Dataset rows
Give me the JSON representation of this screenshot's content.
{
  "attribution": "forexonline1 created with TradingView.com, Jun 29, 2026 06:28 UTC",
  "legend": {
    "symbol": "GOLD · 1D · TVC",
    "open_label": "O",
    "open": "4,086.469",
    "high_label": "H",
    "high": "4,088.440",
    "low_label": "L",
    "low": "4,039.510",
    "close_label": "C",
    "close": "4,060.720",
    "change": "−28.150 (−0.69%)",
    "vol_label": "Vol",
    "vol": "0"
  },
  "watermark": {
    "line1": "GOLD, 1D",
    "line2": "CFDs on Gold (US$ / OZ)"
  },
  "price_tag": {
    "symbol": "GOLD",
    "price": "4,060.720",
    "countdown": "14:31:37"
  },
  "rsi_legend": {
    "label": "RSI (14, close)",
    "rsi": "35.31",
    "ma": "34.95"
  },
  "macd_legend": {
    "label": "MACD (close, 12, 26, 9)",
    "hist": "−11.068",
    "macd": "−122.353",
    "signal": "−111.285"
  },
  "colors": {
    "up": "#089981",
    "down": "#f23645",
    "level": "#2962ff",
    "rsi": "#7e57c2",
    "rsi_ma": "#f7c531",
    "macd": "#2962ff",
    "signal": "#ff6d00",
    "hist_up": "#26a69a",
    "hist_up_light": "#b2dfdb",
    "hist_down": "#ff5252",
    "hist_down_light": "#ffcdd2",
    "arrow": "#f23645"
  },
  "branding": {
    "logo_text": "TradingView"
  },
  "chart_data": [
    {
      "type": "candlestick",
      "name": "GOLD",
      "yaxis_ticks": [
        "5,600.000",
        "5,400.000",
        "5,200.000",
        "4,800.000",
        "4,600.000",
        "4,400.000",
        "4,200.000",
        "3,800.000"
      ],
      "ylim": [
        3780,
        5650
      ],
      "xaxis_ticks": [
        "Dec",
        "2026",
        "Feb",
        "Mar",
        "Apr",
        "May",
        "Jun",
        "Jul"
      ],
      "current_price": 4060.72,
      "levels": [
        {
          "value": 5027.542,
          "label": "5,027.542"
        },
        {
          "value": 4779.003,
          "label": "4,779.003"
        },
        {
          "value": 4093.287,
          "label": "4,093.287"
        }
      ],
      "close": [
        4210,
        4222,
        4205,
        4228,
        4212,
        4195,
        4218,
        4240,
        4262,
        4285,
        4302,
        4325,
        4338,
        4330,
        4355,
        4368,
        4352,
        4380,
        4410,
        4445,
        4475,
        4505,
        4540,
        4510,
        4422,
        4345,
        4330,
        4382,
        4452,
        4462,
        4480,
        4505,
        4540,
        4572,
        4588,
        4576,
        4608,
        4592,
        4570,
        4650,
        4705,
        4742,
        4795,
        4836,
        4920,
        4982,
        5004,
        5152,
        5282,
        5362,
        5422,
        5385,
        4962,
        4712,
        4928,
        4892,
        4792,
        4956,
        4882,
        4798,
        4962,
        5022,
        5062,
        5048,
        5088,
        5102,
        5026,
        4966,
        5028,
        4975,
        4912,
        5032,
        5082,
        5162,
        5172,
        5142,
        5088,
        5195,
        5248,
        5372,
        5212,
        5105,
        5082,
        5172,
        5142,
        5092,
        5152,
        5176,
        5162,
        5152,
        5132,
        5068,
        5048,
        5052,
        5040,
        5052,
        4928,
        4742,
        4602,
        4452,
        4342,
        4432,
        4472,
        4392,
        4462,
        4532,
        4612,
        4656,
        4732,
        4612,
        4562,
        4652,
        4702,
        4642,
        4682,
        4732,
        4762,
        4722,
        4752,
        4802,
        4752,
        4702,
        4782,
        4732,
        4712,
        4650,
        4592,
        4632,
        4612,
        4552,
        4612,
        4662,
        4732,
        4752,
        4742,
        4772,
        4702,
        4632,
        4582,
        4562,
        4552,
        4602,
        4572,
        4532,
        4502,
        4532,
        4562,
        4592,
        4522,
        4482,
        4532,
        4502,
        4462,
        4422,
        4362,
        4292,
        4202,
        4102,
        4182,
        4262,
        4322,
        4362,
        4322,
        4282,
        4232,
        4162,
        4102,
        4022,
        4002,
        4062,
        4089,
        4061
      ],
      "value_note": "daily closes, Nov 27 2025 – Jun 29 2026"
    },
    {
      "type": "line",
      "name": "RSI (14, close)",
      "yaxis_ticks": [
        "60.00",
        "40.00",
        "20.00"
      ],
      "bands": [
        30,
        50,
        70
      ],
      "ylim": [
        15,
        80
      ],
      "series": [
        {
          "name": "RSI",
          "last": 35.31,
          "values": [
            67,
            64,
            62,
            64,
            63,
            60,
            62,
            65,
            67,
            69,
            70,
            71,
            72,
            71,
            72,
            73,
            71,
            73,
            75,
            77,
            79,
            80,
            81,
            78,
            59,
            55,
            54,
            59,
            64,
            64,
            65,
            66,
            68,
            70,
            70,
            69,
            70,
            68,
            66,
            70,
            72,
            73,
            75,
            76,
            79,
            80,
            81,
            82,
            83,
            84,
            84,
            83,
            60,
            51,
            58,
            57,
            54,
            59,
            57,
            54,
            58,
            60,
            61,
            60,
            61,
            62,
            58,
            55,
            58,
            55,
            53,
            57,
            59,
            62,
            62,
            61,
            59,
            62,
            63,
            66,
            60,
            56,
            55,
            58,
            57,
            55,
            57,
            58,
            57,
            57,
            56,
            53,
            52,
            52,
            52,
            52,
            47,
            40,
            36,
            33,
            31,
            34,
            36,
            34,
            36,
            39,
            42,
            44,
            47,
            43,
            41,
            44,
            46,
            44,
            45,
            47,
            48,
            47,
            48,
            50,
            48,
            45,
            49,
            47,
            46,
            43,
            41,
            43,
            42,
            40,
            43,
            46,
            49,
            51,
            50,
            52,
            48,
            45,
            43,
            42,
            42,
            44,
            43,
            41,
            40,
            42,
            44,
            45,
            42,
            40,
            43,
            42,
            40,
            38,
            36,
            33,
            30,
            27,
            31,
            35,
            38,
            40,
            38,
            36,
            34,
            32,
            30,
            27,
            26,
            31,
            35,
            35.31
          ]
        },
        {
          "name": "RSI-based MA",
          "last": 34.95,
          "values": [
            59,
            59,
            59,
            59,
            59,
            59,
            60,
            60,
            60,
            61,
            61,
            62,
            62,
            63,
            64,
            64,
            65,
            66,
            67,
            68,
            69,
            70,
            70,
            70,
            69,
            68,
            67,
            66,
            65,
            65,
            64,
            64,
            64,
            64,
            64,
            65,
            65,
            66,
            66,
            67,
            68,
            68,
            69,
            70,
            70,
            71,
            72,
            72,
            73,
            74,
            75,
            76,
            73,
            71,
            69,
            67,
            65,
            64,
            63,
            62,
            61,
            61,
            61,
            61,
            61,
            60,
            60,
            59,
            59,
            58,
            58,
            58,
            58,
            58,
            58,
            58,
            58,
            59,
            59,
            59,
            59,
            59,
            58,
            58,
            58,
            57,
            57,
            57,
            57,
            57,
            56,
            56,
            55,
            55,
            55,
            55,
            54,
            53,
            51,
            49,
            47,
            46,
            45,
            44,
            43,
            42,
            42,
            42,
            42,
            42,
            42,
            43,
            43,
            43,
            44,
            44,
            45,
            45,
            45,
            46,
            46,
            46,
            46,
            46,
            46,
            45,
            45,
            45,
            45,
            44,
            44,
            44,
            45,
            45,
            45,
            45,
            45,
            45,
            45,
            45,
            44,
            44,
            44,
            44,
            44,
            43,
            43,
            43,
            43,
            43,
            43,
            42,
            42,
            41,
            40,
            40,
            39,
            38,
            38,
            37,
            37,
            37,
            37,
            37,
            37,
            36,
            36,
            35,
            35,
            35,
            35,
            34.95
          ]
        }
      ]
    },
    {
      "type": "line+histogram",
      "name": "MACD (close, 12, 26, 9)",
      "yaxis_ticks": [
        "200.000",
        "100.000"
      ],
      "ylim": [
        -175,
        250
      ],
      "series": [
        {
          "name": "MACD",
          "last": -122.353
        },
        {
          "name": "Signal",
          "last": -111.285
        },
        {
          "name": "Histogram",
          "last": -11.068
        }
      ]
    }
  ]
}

What is expected
Copy out each line in the listing that has the word "type".

Output of the exercise
      "type": "candlestick",
      "type": "line",
      "type": "line+histogram",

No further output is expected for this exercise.